# Start of Input

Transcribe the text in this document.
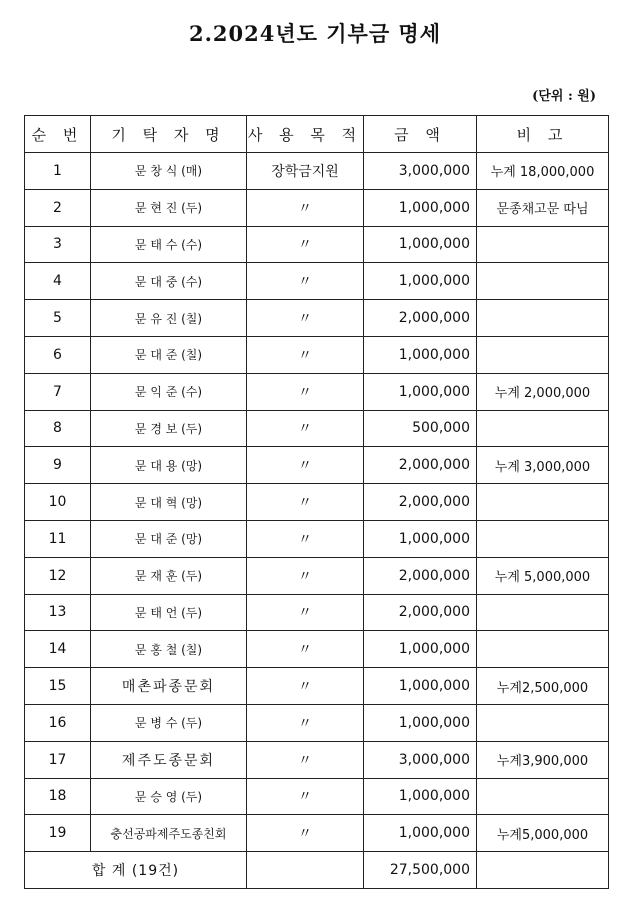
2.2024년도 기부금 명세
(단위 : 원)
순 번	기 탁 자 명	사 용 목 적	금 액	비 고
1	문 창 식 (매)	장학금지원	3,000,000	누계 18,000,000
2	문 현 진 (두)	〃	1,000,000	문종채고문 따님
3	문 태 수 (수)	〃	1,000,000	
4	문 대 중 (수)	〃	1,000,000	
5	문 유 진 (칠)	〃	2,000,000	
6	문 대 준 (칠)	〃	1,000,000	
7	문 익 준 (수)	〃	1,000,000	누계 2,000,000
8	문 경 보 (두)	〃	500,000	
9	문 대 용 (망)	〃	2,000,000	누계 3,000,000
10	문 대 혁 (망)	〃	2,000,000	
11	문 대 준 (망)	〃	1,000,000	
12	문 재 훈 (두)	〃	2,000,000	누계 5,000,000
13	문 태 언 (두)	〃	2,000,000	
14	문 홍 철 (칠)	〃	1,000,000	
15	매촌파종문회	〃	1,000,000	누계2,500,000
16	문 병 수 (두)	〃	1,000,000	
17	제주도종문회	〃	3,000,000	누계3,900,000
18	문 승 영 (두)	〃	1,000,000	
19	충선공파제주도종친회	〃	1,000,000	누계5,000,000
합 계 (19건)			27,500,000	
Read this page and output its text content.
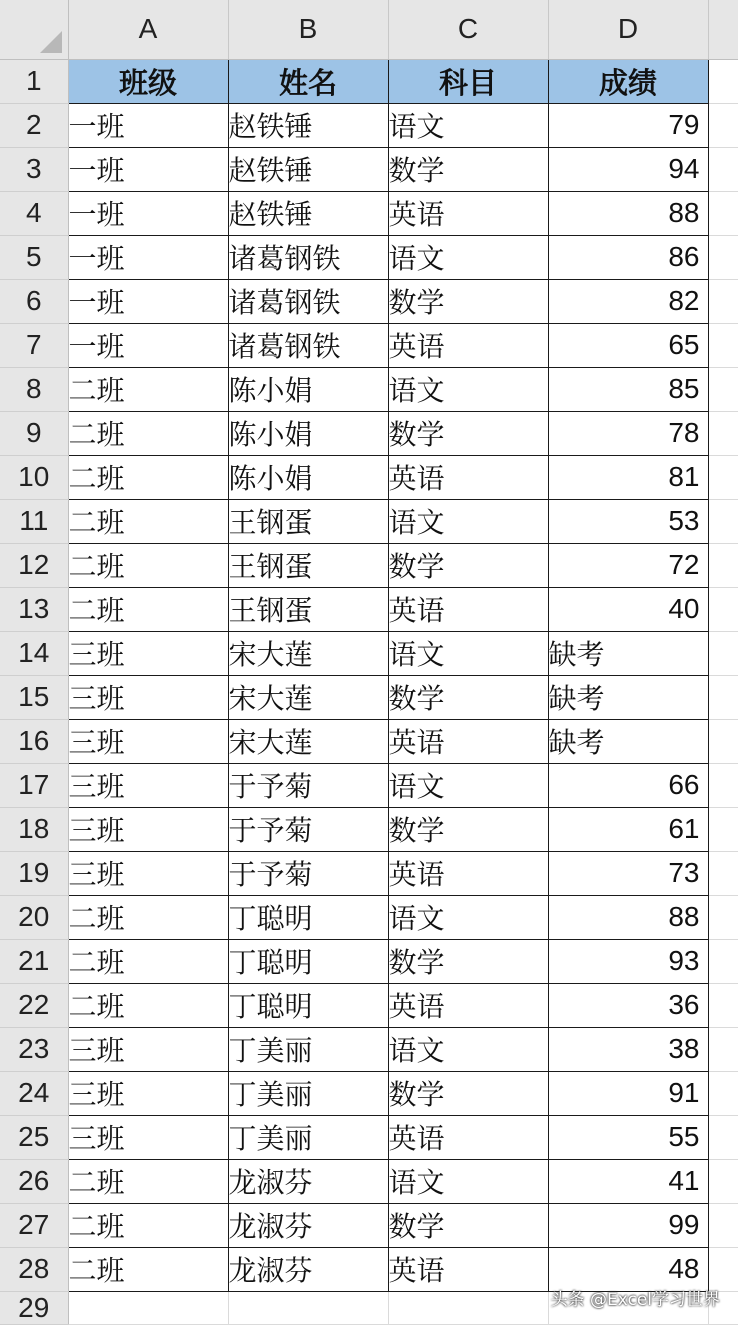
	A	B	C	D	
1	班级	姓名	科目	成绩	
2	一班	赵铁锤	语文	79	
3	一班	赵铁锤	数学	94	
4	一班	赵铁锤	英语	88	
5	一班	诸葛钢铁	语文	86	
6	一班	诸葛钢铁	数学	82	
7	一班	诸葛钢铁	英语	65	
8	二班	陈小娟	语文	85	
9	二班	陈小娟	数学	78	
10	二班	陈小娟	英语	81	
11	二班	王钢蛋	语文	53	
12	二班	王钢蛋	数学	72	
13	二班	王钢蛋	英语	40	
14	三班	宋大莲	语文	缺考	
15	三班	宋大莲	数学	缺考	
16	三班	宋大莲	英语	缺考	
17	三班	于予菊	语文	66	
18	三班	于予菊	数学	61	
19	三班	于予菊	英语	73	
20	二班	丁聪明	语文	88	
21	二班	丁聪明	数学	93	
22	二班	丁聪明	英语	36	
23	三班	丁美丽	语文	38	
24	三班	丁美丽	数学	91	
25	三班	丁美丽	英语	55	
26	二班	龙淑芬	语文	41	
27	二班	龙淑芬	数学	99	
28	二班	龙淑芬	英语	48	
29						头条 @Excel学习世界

# End of Input

Task description: Copy out only the lines beginning at the line with "Read this page and output its text content." and ending at the last line of the entries. Keep them exact; drop pictures.

Complete response:
Read this page and output its text content.
	A	B	C	D	
1	班级	姓名	科目	成绩	
2	一班	赵铁锤	语文	79	
3	一班	赵铁锤	数学	94	
4	一班	赵铁锤	英语	88	
5	一班	诸葛钢铁	语文	86	
6	一班	诸葛钢铁	数学	82	
7	一班	诸葛钢铁	英语	65	
8	二班	陈小娟	语文	85	
9	二班	陈小娟	数学	78	
10	二班	陈小娟	英语	81	
11	二班	王钢蛋	语文	53	
12	二班	王钢蛋	数学	72	
13	二班	王钢蛋	英语	40	
14	三班	宋大莲	语文	缺考	
15	三班	宋大莲	数学	缺考	
16	三班	宋大莲	英语	缺考	
17	三班	于予菊	语文	66	
18	三班	于予菊	数学	61	
19	三班	于予菊	英语	73	
20	二班	丁聪明	语文	88	
21	二班	丁聪明	数学	93	
22	二班	丁聪明	英语	36	
23	三班	丁美丽	语文	38	
24	三班	丁美丽	数学	91	
25	三班	丁美丽	英语	55	
26	二班	龙淑芬	语文	41	
27	二班	龙淑芬	数学	99	
28	二班	龙淑芬	英语	48	
29						头条 @Excel学习世界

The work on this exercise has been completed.